* WHAT YOU ARE ASKED TO DO: Can you transcribe every line exactly and leave the pictures behind?

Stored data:
_ _ _ _ _
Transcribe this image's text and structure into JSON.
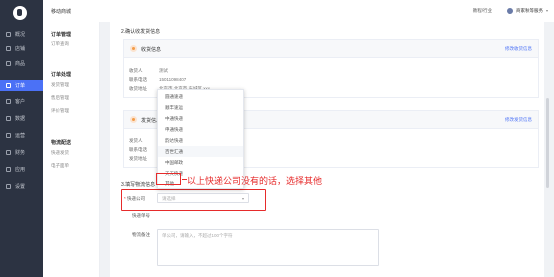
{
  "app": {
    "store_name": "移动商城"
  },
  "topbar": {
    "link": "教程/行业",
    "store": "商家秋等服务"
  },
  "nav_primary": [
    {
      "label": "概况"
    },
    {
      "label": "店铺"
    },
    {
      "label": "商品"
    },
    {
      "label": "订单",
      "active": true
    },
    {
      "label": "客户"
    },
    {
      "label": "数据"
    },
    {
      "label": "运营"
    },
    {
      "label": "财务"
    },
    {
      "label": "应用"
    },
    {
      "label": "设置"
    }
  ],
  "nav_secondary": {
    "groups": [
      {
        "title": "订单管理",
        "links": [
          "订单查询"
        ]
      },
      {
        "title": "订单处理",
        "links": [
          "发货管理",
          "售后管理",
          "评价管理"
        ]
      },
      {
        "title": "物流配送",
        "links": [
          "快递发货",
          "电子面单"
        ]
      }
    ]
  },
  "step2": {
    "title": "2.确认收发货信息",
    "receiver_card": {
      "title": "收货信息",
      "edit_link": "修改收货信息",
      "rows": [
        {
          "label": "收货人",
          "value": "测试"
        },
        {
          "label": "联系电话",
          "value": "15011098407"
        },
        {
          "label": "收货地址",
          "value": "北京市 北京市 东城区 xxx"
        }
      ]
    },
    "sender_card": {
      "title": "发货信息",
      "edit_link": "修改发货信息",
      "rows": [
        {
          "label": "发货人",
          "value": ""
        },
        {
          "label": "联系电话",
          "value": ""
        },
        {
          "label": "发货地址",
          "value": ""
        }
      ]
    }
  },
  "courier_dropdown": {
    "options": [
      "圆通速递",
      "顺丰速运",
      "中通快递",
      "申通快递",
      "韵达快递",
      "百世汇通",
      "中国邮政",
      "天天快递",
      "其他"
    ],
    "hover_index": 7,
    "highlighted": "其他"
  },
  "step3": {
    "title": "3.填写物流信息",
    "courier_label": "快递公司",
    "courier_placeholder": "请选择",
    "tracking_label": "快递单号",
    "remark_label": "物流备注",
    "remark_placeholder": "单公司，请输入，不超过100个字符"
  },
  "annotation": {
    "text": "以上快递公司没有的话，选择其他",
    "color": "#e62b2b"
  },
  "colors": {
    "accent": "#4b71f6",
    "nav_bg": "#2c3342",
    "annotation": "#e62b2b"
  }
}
_ _ _ _ _
* SOLUTION BELOW:
Transcribe this image's text and structure into JSON.
{
  "app": {
    "store_name": "移动商城"
  },
  "topbar": {
    "link": "教程/行业",
    "store": "商家秋等服务"
  },
  "nav_primary": [
    {
      "label": "概况"
    },
    {
      "label": "店铺"
    },
    {
      "label": "商品"
    },
    {
      "label": "订单",
      "active": true
    },
    {
      "label": "客户"
    },
    {
      "label": "数据"
    },
    {
      "label": "运营"
    },
    {
      "label": "财务"
    },
    {
      "label": "应用"
    },
    {
      "label": "设置"
    }
  ],
  "nav_secondary": {
    "groups": [
      {
        "title": "订单管理",
        "links": [
          "订单查询"
        ]
      },
      {
        "title": "订单处理",
        "links": [
          "发货管理",
          "售后管理",
          "评价管理"
        ]
      },
      {
        "title": "物流配送",
        "links": [
          "快递发货",
          "电子面单"
        ]
      }
    ]
  },
  "step2": {
    "title": "2.确认收发货信息",
    "receiver_card": {
      "title": "收货信息",
      "edit_link": "修改收货信息",
      "rows": [
        {
          "label": "收货人",
          "value": "测试"
        },
        {
          "label": "联系电话",
          "value": "15011098407"
        },
        {
          "label": "收货地址",
          "value": "北京市 北京市 东城区 xxx"
        }
      ]
    },
    "sender_card": {
      "title": "发货信息",
      "edit_link": "修改发货信息",
      "rows": [
        {
          "label": "发货人",
          "value": ""
        },
        {
          "label": "联系电话",
          "value": ""
        },
        {
          "label": "发货地址",
          "value": ""
        }
      ]
    }
  },
  "courier_dropdown": {
    "options": [
      "圆通速递",
      "顺丰速运",
      "中通快递",
      "申通快递",
      "韵达快递",
      "百世汇通",
      "中国邮政",
      "天天快递",
      "其他"
    ],
    "hover_index": 7,
    "highlighted": "其他"
  },
  "step3": {
    "title": "3.填写物流信息",
    "courier_label": "快递公司",
    "courier_placeholder": "请选择",
    "tracking_label": "快递单号",
    "remark_label": "物流备注",
    "remark_placeholder": "单公司，请输入，不超过100个字符"
  },
  "annotation": {
    "text": "以上快递公司没有的话，选择其他",
    "color": "#e62b2b"
  },
  "colors": {
    "accent": "#4b71f6",
    "nav_bg": "#2c3342",
    "annotation": "#e62b2b"
  }
}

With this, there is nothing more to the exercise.